Repeat the listing below in full, exactly as it stands.

__________________________________________________

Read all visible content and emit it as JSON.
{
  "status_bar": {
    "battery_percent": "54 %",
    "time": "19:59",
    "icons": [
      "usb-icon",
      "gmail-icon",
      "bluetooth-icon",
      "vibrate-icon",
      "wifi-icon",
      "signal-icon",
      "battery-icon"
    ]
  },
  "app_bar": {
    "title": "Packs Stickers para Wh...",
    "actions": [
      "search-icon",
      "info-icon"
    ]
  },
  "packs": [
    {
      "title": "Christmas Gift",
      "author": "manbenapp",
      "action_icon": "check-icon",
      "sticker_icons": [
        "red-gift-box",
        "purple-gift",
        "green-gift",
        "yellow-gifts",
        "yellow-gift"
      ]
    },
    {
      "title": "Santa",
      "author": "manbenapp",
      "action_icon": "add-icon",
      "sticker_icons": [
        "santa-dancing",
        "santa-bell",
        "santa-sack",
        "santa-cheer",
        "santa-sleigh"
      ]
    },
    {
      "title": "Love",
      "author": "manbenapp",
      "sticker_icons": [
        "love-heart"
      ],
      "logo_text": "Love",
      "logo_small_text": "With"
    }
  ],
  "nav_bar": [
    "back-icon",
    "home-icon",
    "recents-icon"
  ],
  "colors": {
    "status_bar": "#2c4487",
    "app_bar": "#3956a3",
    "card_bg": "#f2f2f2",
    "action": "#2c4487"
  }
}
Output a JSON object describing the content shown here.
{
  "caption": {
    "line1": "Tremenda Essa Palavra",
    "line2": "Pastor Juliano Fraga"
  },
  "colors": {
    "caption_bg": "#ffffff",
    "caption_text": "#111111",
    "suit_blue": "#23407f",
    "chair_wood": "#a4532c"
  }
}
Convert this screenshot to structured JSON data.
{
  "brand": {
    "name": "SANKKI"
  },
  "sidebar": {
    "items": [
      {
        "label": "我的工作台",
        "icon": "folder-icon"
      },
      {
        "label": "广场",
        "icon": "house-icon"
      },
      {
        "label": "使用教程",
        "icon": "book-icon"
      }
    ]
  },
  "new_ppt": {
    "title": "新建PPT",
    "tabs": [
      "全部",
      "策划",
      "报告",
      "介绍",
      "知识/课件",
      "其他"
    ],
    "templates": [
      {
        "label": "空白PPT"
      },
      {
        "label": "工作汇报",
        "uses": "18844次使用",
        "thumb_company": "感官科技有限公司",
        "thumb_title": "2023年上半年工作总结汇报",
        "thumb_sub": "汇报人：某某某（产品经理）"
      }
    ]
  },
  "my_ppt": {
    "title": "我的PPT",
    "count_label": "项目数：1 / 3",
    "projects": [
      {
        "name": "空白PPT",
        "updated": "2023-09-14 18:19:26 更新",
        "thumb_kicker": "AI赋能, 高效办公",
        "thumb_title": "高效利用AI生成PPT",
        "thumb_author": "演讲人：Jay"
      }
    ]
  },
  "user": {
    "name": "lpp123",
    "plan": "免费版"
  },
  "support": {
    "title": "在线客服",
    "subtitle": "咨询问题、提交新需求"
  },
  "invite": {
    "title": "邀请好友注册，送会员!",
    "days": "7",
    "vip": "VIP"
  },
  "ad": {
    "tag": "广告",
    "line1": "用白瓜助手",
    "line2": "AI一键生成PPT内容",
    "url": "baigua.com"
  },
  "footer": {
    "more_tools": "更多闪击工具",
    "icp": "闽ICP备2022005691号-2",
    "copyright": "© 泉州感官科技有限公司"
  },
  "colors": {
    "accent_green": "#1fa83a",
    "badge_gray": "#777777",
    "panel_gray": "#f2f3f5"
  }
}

__________________________________________________

# [ANSWER TO THE EXERCISE]
Read all visible content and emit it as JSON.
{
  "status_bar": {
    "battery_percent": "54 %",
    "time": "19:59",
    "icons": [
      "usb-icon",
      "gmail-icon",
      "bluetooth-icon",
      "vibrate-icon",
      "wifi-icon",
      "signal-icon",
      "battery-icon"
    ]
  },
  "app_bar": {
    "title": "Packs Stickers para Wh...",
    "actions": [
      "search-icon",
      "info-icon"
    ]
  },
  "packs": [
    {
      "title": "Christmas Gift",
      "author": "manbenapp",
      "action_icon": "check-icon",
      "sticker_icons": [
        "red-gift-box",
        "purple-gift",
        "green-gift",
        "yellow-gifts",
        "yellow-gift"
      ]
    },
    {
      "title": "Santa",
      "author": "manbenapp",
      "action_icon": "add-icon",
      "sticker_icons": [
        "santa-dancing",
        "santa-bell",
        "santa-sack",
        "santa-cheer",
        "santa-sleigh"
      ]
    },
    {
      "title": "Love",
      "author": "manbenapp",
      "sticker_icons": [
        "love-heart"
      ],
      "logo_text": "Love",
      "logo_small_text": "With"
    }
  ],
  "nav_bar": [
    "back-icon",
    "home-icon",
    "recents-icon"
  ],
  "colors": {
    "status_bar": "#2c4487",
    "app_bar": "#3956a3",
    "card_bg": "#f2f2f2",
    "action": "#2c4487"
  }
}
Output a JSON object describing the content shown here.
{
  "caption": {
    "line1": "Tremenda Essa Palavra",
    "line2": "Pastor Juliano Fraga"
  },
  "colors": {
    "caption_bg": "#ffffff",
    "caption_text": "#111111",
    "suit_blue": "#23407f",
    "chair_wood": "#a4532c"
  }
}
Convert this screenshot to structured JSON data.
{
  "brand": {
    "name": "SANKKI"
  },
  "sidebar": {
    "items": [
      {
        "label": "我的工作台",
        "icon": "folder-icon"
      },
      {
        "label": "广场",
        "icon": "house-icon"
      },
      {
        "label": "使用教程",
        "icon": "book-icon"
      }
    ]
  },
  "new_ppt": {
    "title": "新建PPT",
    "tabs": [
      "全部",
      "策划",
      "报告",
      "介绍",
      "知识/课件",
      "其他"
    ],
    "templates": [
      {
        "label": "空白PPT"
      },
      {
        "label": "工作汇报",
        "uses": "18844次使用",
        "thumb_company": "感官科技有限公司",
        "thumb_title": "2023年上半年工作总结汇报",
        "thumb_sub": "汇报人：某某某（产品经理）"
      }
    ]
  },
  "my_ppt": {
    "title": "我的PPT",
    "count_label": "项目数：1 / 3",
    "projects": [
      {
        "name": "空白PPT",
        "updated": "2023-09-14 18:19:26 更新",
        "thumb_kicker": "AI赋能, 高效办公",
        "thumb_title": "高效利用AI生成PPT",
        "thumb_author": "演讲人：Jay"
      }
    ]
  },
  "user": {
    "name": "lpp123",
    "plan": "免费版"
  },
  "support": {
    "title": "在线客服",
    "subtitle": "咨询问题、提交新需求"
  },
  "invite": {
    "title": "邀请好友注册，送会员!",
    "days": "7",
    "vip": "VIP"
  },
  "ad": {
    "tag": "广告",
    "line1": "用白瓜助手",
    "line2": "AI一键生成PPT内容",
    "url": "baigua.com"
  },
  "footer": {
    "more_tools": "更多闪击工具",
    "icp": "闽ICP备2022005691号-2",
    "copyright": "© 泉州感官科技有限公司"
  },
  "colors": {
    "accent_green": "#1fa83a",
    "badge_gray": "#777777",
    "panel_gray": "#f2f3f5"
  }
}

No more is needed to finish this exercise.